Aim:
In the listing below, find every line containing "Production" and copy it out.

[Records from a collection of figures]
# # # #

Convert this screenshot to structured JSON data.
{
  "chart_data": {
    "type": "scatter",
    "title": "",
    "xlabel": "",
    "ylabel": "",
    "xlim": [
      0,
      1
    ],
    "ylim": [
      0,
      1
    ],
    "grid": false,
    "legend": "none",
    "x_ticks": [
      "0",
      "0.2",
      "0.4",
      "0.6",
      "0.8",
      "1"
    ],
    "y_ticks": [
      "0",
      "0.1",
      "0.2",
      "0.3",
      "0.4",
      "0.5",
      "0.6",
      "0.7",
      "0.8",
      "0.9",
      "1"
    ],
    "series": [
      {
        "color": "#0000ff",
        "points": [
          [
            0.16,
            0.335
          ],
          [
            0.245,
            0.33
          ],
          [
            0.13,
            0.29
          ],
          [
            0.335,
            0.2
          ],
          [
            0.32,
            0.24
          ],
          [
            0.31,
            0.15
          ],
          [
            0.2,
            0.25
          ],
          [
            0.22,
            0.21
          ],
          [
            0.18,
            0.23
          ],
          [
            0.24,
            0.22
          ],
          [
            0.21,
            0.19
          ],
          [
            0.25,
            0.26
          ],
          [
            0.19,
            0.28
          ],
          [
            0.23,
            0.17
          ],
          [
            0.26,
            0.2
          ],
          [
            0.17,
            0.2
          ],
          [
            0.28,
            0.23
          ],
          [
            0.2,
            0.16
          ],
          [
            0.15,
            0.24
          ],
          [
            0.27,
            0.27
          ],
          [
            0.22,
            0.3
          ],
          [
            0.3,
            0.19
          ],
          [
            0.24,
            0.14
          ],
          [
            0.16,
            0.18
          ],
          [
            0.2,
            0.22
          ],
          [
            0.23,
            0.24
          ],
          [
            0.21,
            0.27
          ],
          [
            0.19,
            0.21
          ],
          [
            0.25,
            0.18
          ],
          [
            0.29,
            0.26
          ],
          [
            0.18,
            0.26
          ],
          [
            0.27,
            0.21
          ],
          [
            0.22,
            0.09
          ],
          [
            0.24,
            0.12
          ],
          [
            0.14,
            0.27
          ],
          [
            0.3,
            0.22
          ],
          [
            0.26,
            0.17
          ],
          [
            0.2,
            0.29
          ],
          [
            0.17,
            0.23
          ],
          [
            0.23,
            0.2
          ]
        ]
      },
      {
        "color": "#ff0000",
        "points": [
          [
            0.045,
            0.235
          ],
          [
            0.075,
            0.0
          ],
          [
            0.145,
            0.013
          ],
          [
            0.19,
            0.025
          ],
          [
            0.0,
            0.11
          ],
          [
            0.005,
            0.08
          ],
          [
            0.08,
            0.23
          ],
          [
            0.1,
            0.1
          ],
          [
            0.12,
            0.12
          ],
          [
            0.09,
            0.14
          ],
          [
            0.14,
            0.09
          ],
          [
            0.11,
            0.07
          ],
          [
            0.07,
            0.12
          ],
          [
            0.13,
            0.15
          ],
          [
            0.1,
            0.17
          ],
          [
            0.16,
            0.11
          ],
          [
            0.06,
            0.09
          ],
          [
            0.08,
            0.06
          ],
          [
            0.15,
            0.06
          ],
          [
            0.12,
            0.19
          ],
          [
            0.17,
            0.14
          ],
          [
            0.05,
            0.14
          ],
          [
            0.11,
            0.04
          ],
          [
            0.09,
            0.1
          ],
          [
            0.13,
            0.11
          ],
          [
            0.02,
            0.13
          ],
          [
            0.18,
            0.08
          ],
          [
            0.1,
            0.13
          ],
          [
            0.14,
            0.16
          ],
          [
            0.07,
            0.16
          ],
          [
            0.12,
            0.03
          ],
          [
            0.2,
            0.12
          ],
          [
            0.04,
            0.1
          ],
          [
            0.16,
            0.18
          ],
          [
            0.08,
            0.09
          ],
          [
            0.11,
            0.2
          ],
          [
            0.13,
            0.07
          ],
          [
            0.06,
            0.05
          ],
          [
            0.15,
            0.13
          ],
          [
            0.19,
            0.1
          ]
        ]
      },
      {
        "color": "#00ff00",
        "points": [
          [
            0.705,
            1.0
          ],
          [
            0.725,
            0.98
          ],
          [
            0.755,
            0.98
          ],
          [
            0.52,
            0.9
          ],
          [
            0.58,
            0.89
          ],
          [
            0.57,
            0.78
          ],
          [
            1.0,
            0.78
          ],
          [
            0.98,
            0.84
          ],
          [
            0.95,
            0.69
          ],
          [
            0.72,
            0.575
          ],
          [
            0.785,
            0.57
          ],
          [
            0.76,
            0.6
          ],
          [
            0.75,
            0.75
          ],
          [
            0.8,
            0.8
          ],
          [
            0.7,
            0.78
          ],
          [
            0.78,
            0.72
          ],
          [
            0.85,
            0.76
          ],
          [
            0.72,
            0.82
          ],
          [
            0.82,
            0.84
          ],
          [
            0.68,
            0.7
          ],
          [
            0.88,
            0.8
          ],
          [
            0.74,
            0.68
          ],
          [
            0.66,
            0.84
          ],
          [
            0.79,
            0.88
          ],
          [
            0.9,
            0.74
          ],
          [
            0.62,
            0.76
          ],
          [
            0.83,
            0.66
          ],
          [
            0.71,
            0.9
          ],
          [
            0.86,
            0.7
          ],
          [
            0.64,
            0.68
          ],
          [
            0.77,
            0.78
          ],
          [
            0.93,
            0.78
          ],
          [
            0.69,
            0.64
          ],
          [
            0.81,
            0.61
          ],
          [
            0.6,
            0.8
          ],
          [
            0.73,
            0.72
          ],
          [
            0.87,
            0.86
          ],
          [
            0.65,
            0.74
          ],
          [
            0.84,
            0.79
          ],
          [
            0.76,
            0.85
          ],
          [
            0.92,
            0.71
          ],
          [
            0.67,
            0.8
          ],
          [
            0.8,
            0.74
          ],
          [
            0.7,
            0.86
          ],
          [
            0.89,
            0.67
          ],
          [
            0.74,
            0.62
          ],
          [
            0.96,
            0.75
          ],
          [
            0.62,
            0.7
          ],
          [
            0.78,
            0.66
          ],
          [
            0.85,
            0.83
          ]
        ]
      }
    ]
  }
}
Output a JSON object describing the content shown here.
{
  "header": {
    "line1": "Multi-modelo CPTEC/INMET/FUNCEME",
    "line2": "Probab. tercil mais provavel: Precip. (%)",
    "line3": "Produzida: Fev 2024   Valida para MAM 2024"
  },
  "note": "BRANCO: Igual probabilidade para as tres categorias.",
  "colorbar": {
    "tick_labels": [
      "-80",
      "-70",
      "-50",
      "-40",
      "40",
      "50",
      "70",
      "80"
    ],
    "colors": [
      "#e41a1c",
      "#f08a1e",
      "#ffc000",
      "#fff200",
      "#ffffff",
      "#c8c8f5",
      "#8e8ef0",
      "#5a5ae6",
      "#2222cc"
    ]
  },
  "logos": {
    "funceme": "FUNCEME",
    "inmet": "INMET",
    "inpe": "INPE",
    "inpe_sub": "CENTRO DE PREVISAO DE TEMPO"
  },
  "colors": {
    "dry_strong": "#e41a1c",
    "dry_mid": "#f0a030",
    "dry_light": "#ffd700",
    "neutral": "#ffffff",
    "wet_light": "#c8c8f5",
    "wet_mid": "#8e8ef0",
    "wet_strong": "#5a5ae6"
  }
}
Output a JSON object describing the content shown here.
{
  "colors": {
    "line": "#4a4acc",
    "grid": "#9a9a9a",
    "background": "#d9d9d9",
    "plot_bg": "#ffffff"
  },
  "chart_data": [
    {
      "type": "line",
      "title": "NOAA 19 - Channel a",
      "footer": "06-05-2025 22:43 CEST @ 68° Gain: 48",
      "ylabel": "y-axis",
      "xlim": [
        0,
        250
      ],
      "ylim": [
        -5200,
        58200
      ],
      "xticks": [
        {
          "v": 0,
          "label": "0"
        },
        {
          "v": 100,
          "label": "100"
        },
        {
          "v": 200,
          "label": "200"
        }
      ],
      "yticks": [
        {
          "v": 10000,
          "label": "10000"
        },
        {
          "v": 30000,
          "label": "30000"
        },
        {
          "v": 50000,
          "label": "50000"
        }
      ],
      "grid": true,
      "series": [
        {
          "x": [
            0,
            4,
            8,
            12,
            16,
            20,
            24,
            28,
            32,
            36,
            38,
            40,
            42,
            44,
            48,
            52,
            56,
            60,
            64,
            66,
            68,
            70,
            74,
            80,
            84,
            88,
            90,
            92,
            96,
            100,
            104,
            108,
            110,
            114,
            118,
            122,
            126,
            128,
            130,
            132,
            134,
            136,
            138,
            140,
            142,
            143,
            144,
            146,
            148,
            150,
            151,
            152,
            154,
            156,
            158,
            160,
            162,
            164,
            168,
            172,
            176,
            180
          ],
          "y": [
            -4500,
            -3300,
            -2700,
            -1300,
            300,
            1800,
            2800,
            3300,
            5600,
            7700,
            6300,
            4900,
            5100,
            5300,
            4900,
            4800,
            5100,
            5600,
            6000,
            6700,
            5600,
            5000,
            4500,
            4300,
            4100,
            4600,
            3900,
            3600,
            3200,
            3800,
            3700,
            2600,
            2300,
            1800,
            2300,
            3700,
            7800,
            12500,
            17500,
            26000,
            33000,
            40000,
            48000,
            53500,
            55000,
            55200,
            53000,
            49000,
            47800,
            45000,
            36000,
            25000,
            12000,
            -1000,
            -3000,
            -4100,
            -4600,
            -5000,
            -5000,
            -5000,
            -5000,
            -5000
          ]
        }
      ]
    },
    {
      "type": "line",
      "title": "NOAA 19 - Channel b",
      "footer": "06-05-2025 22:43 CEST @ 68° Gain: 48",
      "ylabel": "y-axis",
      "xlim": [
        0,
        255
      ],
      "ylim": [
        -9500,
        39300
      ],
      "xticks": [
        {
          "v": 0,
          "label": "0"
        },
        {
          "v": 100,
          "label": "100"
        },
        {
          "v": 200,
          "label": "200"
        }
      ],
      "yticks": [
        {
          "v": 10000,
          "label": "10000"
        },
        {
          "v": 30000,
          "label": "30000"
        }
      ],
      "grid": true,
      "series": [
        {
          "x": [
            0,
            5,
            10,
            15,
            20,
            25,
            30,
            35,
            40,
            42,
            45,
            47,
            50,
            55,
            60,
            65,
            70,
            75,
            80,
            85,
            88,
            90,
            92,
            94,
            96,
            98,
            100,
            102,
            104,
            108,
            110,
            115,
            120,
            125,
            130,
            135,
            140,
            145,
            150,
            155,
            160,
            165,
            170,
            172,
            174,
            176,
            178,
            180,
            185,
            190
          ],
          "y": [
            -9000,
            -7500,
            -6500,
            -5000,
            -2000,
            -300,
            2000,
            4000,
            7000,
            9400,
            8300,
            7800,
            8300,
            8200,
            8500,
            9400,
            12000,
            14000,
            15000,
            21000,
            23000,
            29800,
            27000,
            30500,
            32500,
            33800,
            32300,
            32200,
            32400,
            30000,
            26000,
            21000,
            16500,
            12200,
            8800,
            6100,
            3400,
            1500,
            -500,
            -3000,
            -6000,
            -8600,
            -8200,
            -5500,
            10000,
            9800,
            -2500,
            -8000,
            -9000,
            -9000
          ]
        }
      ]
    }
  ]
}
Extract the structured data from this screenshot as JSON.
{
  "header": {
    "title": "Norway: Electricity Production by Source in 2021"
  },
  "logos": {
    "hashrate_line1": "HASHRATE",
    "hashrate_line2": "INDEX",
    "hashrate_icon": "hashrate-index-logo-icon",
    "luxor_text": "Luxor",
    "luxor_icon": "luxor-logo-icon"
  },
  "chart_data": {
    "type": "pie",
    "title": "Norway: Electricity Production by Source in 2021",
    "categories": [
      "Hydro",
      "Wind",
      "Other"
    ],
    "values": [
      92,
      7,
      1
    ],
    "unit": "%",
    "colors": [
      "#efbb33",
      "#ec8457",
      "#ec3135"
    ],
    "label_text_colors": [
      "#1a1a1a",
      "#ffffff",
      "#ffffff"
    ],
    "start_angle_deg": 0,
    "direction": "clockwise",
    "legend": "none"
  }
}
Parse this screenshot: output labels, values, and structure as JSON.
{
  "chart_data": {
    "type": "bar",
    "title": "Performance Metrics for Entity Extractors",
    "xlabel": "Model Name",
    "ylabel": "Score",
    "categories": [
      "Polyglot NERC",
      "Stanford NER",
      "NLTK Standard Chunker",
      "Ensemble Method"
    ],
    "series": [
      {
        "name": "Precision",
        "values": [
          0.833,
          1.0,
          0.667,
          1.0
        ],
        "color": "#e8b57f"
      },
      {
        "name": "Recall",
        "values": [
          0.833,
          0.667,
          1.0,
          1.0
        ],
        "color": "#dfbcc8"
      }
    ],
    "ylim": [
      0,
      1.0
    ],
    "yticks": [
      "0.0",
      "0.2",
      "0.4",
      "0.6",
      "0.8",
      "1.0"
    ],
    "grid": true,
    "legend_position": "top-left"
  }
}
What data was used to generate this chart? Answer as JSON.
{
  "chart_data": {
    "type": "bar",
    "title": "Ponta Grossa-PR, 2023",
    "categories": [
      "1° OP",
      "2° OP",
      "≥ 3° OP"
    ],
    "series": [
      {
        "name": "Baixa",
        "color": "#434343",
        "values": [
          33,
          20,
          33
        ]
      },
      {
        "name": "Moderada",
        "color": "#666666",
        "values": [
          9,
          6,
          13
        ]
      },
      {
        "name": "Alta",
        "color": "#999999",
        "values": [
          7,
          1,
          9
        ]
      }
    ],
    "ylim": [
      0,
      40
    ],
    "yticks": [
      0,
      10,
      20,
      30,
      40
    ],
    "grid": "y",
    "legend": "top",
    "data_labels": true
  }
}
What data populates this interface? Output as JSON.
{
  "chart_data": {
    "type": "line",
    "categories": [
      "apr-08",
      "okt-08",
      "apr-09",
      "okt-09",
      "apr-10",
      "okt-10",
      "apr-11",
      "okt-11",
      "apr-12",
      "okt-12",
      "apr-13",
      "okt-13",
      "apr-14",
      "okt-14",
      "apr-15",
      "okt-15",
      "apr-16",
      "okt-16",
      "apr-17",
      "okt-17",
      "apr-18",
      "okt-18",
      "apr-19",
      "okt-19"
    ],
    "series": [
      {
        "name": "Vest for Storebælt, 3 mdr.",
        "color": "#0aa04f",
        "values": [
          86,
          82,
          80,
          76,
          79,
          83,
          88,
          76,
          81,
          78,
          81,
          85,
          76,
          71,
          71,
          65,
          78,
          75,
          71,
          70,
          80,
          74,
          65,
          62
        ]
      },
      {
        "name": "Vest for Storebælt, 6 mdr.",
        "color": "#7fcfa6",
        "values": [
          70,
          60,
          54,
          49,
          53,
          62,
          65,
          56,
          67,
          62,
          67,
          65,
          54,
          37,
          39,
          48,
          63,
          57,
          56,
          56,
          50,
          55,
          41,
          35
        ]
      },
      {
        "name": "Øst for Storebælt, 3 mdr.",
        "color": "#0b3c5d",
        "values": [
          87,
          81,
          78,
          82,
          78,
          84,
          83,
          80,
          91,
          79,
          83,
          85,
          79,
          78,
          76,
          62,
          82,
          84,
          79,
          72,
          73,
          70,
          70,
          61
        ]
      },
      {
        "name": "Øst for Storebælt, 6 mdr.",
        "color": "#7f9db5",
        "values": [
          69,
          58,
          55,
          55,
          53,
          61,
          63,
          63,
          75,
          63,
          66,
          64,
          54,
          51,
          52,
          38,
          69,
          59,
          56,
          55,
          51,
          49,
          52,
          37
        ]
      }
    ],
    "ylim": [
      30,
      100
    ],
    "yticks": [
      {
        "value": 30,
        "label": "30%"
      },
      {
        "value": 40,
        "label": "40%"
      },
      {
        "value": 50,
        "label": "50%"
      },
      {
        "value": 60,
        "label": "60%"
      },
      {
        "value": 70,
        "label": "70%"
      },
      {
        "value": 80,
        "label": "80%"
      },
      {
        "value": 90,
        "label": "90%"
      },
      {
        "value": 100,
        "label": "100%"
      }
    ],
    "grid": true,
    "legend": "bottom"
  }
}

# # # #

Final result:
    "title": "Norway: Electricity Production by Source in 2021"
    "title": "Norway: Electricity Production by Source in 2021",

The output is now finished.